## begin Material provided
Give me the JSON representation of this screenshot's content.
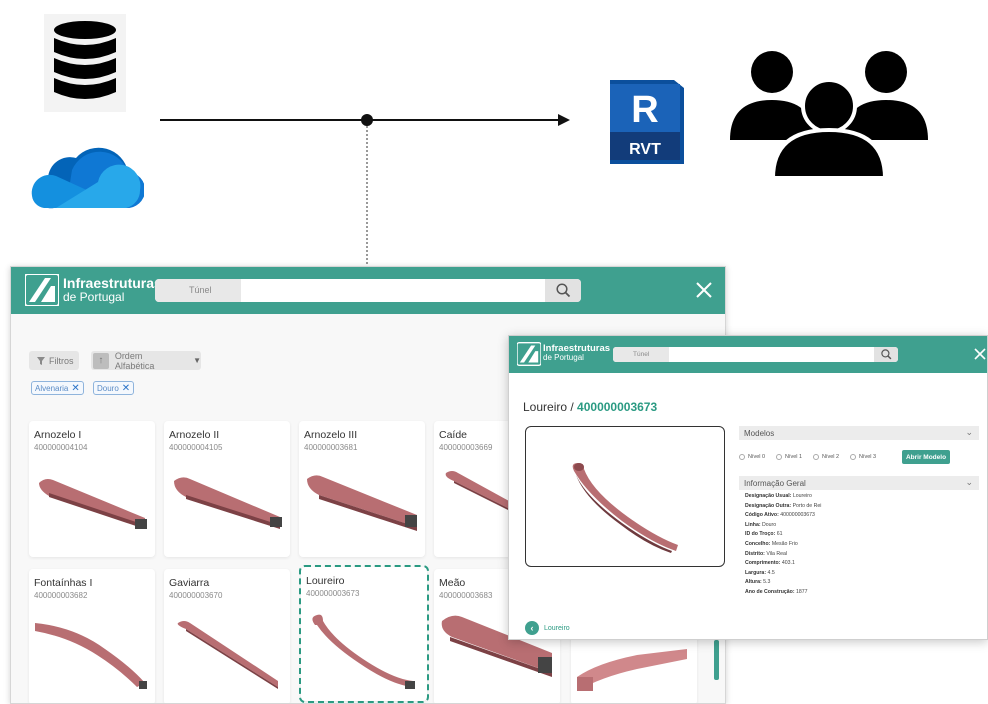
{
  "sources": [
    "database-icon",
    "onedrive-cloud-icon"
  ],
  "targets": {
    "rvt_letter": "R",
    "rvt_label": "RVT",
    "users_icon": "users-group-icon"
  },
  "main_window": {
    "logo_line1": "Infraestruturas",
    "logo_line2": "de Portugal",
    "search_value": "Túnel",
    "filters_label": "Filtros",
    "sort_label": "Ordem Alfabética",
    "chips": [
      "Alvenaria",
      "Douro"
    ],
    "cards": [
      {
        "name": "Arnozelo I",
        "code": "400000004104"
      },
      {
        "name": "Arnozelo II",
        "code": "400000004105"
      },
      {
        "name": "Arnozelo III",
        "code": "400000003681"
      },
      {
        "name": "Caíde",
        "code": "400000003669"
      },
      {
        "name": "Fontaínhas I",
        "code": "400000003682"
      },
      {
        "name": "Gaviarra",
        "code": "400000003670"
      },
      {
        "name": "Loureiro",
        "code": "400000003673"
      },
      {
        "name": "Meão",
        "code": "400000003683"
      }
    ]
  },
  "detail_window": {
    "logo_line1": "Infraestruturas",
    "logo_line2": "de Portugal",
    "search_value": "Túnel",
    "title_name": "Loureiro /",
    "title_code": "400000003673",
    "models_header": "Modelos",
    "levels": [
      "Nível 0",
      "Nível 1",
      "Nível 2",
      "Nível 3"
    ],
    "open_button": "Abrir Modelo",
    "info_header": "Informação Geral",
    "info": [
      {
        "k": "Designação Usual:",
        "v": "Loureiro"
      },
      {
        "k": "Designação Outra:",
        "v": "Porto de Rei"
      },
      {
        "k": "Código Ativo:",
        "v": "400000003673"
      },
      {
        "k": "Linha:",
        "v": "Douro"
      },
      {
        "k": "ID do Troço:",
        "v": "61"
      },
      {
        "k": "Concelho:",
        "v": "Mesão Frio"
      },
      {
        "k": "Distrito:",
        "v": "Vila Real"
      },
      {
        "k": "Comprimento:",
        "v": "403.1"
      },
      {
        "k": "Largura:",
        "v": "4.5"
      },
      {
        "k": "Altura:",
        "v": "5.3"
      },
      {
        "k": "Ano de Construção:",
        "v": "1877"
      }
    ],
    "back_label": "Loureiro"
  },
  "colors": {
    "brand": "#3fa08f",
    "accent_text": "#2a9a82",
    "tunnel": "#b86e72",
    "rvt_blue": "#1b63b8"
  }
}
## end Material provided
▶ What this task involves
Using the material above, retype each entry exactly and omit the pictures.

▶ Final result
Give me the JSON representation of this screenshot's content.
{
  "sources": [
    "database-icon",
    "onedrive-cloud-icon"
  ],
  "targets": {
    "rvt_letter": "R",
    "rvt_label": "RVT",
    "users_icon": "users-group-icon"
  },
  "main_window": {
    "logo_line1": "Infraestruturas",
    "logo_line2": "de Portugal",
    "search_value": "Túnel",
    "filters_label": "Filtros",
    "sort_label": "Ordem Alfabética",
    "chips": [
      "Alvenaria",
      "Douro"
    ],
    "cards": [
      {
        "name": "Arnozelo I",
        "code": "400000004104"
      },
      {
        "name": "Arnozelo II",
        "code": "400000004105"
      },
      {
        "name": "Arnozelo III",
        "code": "400000003681"
      },
      {
        "name": "Caíde",
        "code": "400000003669"
      },
      {
        "name": "Fontaínhas I",
        "code": "400000003682"
      },
      {
        "name": "Gaviarra",
        "code": "400000003670"
      },
      {
        "name": "Loureiro",
        "code": "400000003673"
      },
      {
        "name": "Meão",
        "code": "400000003683"
      }
    ]
  },
  "detail_window": {
    "logo_line1": "Infraestruturas",
    "logo_line2": "de Portugal",
    "search_value": "Túnel",
    "title_name": "Loureiro /",
    "title_code": "400000003673",
    "models_header": "Modelos",
    "levels": [
      "Nível 0",
      "Nível 1",
      "Nível 2",
      "Nível 3"
    ],
    "open_button": "Abrir Modelo",
    "info_header": "Informação Geral",
    "info": [
      {
        "k": "Designação Usual:",
        "v": "Loureiro"
      },
      {
        "k": "Designação Outra:",
        "v": "Porto de Rei"
      },
      {
        "k": "Código Ativo:",
        "v": "400000003673"
      },
      {
        "k": "Linha:",
        "v": "Douro"
      },
      {
        "k": "ID do Troço:",
        "v": "61"
      },
      {
        "k": "Concelho:",
        "v": "Mesão Frio"
      },
      {
        "k": "Distrito:",
        "v": "Vila Real"
      },
      {
        "k": "Comprimento:",
        "v": "403.1"
      },
      {
        "k": "Largura:",
        "v": "4.5"
      },
      {
        "k": "Altura:",
        "v": "5.3"
      },
      {
        "k": "Ano de Construção:",
        "v": "1877"
      }
    ],
    "back_label": "Loureiro"
  },
  "colors": {
    "brand": "#3fa08f",
    "accent_text": "#2a9a82",
    "tunnel": "#b86e72",
    "rvt_blue": "#1b63b8"
  }
}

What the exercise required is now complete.